Select the lines of the records containing the word "High" and list them.

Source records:
##########

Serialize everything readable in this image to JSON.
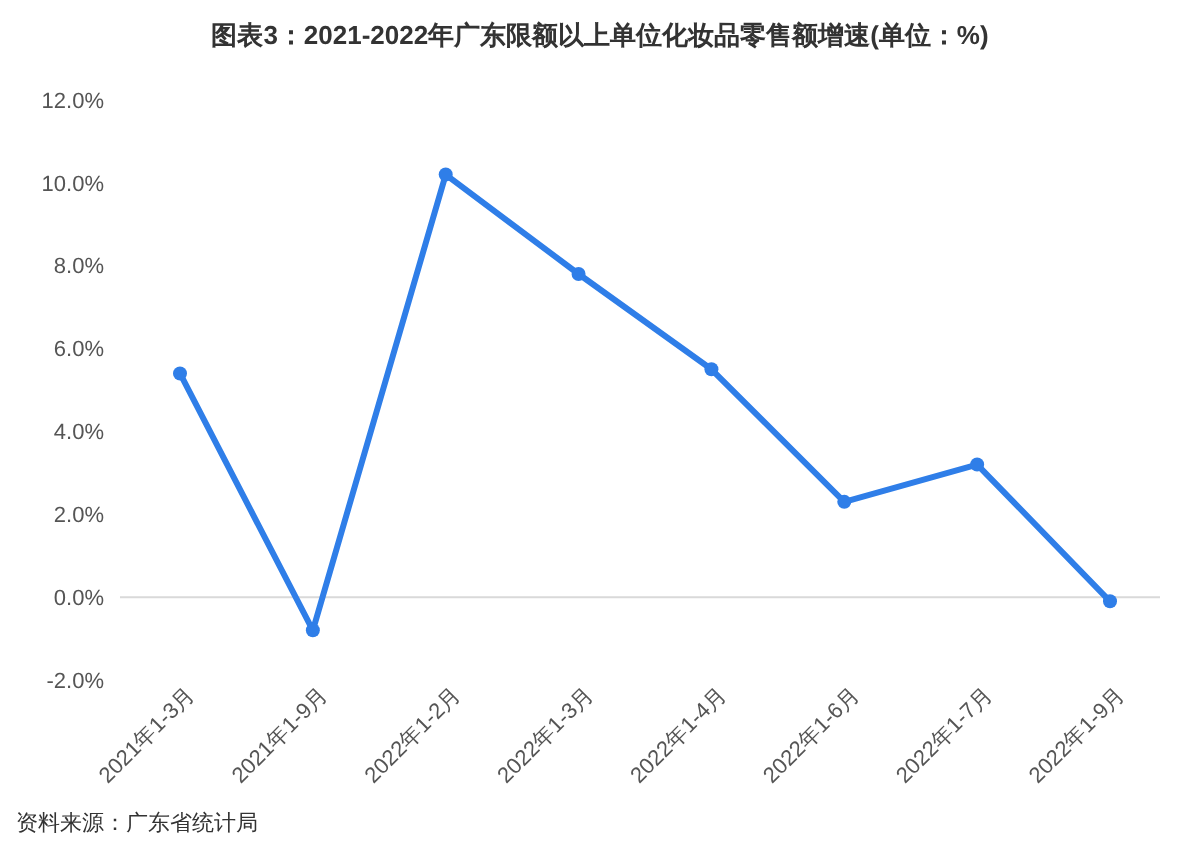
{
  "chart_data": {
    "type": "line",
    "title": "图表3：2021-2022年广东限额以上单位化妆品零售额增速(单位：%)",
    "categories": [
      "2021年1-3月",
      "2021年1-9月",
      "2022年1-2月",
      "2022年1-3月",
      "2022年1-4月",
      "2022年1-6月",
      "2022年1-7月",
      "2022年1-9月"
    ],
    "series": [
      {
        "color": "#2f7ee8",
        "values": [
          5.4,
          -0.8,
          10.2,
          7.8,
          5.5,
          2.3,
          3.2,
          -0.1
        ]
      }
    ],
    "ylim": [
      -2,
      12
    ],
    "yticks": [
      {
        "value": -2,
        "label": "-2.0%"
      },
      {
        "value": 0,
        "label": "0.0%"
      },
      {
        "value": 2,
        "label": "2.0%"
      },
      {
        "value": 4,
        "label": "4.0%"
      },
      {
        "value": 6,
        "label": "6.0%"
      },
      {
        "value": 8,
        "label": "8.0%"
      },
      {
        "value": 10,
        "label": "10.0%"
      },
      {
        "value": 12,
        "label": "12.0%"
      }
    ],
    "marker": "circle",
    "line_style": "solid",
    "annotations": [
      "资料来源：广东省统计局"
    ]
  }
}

##########

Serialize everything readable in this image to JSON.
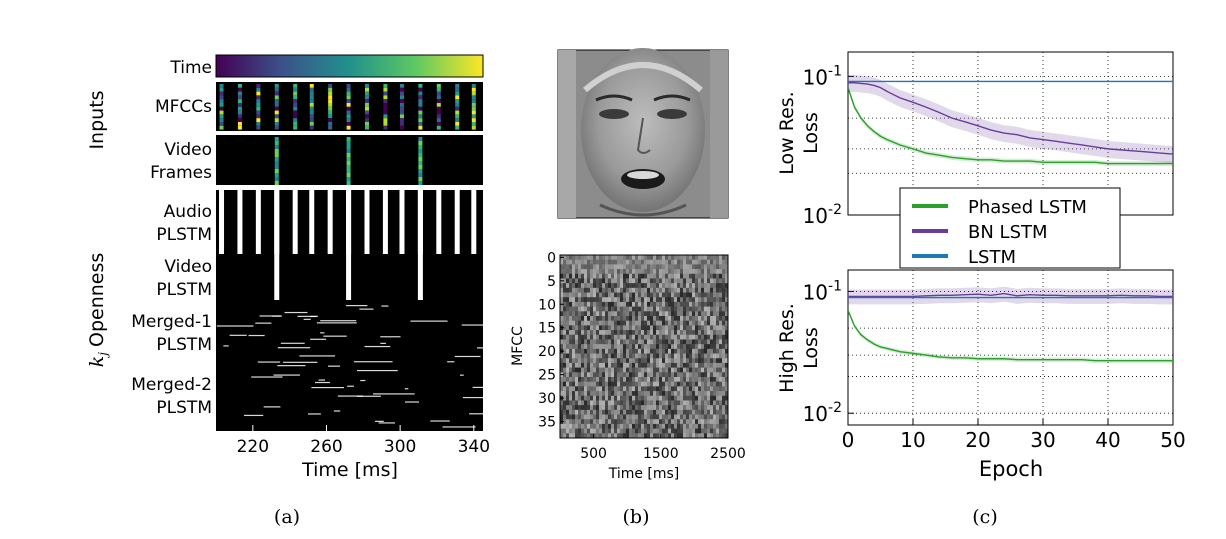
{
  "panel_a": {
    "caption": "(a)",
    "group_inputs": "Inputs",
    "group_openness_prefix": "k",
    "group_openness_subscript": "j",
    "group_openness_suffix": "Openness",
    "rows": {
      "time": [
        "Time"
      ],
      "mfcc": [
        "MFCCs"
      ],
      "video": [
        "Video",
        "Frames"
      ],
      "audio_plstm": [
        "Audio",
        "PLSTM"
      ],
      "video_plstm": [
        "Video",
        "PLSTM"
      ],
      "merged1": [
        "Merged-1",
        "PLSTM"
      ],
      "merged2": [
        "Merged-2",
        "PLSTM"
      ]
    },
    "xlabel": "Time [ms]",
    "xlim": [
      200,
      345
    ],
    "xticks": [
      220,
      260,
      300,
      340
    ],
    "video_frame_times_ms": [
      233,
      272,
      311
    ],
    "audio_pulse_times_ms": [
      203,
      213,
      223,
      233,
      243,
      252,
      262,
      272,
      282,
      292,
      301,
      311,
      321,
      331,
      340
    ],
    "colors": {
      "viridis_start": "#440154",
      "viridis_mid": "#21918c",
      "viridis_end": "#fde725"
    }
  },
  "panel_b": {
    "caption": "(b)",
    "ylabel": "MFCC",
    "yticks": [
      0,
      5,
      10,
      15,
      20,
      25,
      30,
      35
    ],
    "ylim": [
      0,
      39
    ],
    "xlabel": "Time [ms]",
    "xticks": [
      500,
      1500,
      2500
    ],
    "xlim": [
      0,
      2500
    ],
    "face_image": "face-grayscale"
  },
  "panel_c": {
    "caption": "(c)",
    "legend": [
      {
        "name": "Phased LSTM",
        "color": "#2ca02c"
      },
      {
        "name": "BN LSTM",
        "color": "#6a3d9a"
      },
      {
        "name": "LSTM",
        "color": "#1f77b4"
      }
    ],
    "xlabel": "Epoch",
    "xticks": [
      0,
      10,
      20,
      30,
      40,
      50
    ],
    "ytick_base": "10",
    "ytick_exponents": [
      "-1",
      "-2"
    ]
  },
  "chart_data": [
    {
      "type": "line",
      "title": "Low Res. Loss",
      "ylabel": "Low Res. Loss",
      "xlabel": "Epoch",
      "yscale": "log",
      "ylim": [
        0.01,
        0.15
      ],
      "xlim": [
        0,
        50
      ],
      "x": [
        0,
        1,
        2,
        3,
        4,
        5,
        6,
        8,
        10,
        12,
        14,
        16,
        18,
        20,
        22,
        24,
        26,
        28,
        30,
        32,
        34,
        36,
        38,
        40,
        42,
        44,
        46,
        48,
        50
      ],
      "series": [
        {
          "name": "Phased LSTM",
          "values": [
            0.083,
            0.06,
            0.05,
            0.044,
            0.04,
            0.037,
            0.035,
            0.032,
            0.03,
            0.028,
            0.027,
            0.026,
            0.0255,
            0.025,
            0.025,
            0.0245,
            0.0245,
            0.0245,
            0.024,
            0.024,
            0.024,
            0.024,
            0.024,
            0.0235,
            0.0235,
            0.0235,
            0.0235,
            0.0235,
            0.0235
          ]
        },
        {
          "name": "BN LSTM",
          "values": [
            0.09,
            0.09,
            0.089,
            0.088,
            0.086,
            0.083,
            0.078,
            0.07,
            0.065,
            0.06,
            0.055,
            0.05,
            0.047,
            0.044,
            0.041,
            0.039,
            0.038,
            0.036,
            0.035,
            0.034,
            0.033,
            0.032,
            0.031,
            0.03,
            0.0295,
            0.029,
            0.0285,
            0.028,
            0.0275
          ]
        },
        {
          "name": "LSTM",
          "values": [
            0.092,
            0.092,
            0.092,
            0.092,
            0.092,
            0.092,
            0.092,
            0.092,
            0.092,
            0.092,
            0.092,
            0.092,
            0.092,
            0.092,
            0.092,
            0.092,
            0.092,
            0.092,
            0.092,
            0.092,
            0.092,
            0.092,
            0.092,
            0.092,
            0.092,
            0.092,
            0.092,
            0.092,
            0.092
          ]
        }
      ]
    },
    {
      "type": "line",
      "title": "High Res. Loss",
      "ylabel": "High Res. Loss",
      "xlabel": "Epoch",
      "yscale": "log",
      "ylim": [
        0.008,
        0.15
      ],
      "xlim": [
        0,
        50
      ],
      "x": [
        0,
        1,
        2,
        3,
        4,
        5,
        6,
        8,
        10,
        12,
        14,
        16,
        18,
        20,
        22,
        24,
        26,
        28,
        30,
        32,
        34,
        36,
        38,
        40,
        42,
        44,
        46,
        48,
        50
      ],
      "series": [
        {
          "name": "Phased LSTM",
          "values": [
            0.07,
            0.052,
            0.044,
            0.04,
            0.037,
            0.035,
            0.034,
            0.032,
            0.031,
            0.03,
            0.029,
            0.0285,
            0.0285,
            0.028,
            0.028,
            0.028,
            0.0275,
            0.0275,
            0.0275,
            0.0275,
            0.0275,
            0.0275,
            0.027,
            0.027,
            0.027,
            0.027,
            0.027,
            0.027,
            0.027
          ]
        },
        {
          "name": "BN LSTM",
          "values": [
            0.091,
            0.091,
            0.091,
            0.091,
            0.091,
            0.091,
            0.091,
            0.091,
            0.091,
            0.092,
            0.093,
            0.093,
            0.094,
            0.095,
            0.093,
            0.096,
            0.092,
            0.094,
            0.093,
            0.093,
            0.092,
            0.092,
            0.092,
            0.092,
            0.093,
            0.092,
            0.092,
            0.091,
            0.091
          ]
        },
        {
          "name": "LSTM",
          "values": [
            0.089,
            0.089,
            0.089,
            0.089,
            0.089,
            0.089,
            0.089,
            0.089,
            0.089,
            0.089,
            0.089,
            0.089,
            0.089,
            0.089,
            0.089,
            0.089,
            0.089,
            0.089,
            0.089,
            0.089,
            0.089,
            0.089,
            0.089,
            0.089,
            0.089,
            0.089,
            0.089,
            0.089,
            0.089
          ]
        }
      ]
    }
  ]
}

##########

**Written reply**:
      "title": "High Res. Loss",
      "ylabel": "High Res. Loss",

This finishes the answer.